__What is needed__: Restate the records in full, so that each line matches the original exactly.
Start of Block
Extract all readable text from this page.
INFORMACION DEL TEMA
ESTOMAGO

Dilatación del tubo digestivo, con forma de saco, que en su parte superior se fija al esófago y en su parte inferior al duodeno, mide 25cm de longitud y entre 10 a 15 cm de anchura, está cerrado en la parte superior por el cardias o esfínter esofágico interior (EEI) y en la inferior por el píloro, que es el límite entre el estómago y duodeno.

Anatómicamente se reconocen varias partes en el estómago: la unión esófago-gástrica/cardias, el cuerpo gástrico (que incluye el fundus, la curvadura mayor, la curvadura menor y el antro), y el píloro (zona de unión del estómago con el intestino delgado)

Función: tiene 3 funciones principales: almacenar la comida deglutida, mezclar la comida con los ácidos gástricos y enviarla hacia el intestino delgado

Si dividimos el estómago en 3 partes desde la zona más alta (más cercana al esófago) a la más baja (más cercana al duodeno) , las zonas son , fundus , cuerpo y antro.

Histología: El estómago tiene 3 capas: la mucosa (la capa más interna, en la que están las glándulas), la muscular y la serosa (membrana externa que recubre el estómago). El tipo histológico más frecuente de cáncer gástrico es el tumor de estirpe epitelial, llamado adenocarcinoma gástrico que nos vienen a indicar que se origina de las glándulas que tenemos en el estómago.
End of Block
__Exercise output__:
Extract all readable text from this page.
INFORMACION DEL TEMA
ESTOMAGO

Dilatación del tubo digestivo, con forma de saco, que en su parte superior se fija al esófago y en su parte inferior al duodeno, mide 25cm de longitud y entre 10 a 15 cm de anchura, está cerrado en la parte superior por el cardias o esfínter esofágico interior (EEI) y en la inferior por el píloro, que es el límite entre el estómago y duodeno.

Anatómicamente se reconocen varias partes en el estómago: la unión esófago-gástrica/cardias, el cuerpo gástrico (que incluye el fundus, la curvadura mayor, la curvadura menor y el antro), y el píloro (zona de unión del estómago con el intestino delgado)

Función: tiene 3 funciones principales: almacenar la comida deglutida, mezclar la comida con los ácidos gástricos y enviarla hacia el intestino delgado

Si dividimos el estómago en 3 partes desde la zona más alta (más cercana al esófago) a la más baja (más cercana al duodeno) , las zonas son , fundus , cuerpo y antro.

Histología: El estómago tiene 3 capas: la mucosa (la capa más interna, en la que están las glándulas), la muscular y la serosa (membrana externa que recubre el estómago). El tipo histológico más frecuente de cáncer gástrico es el tumor de estirpe epitelial, llamado adenocarcinoma gástrico que nos vienen a indicar que se origina de las glándulas que tenemos en el estómago.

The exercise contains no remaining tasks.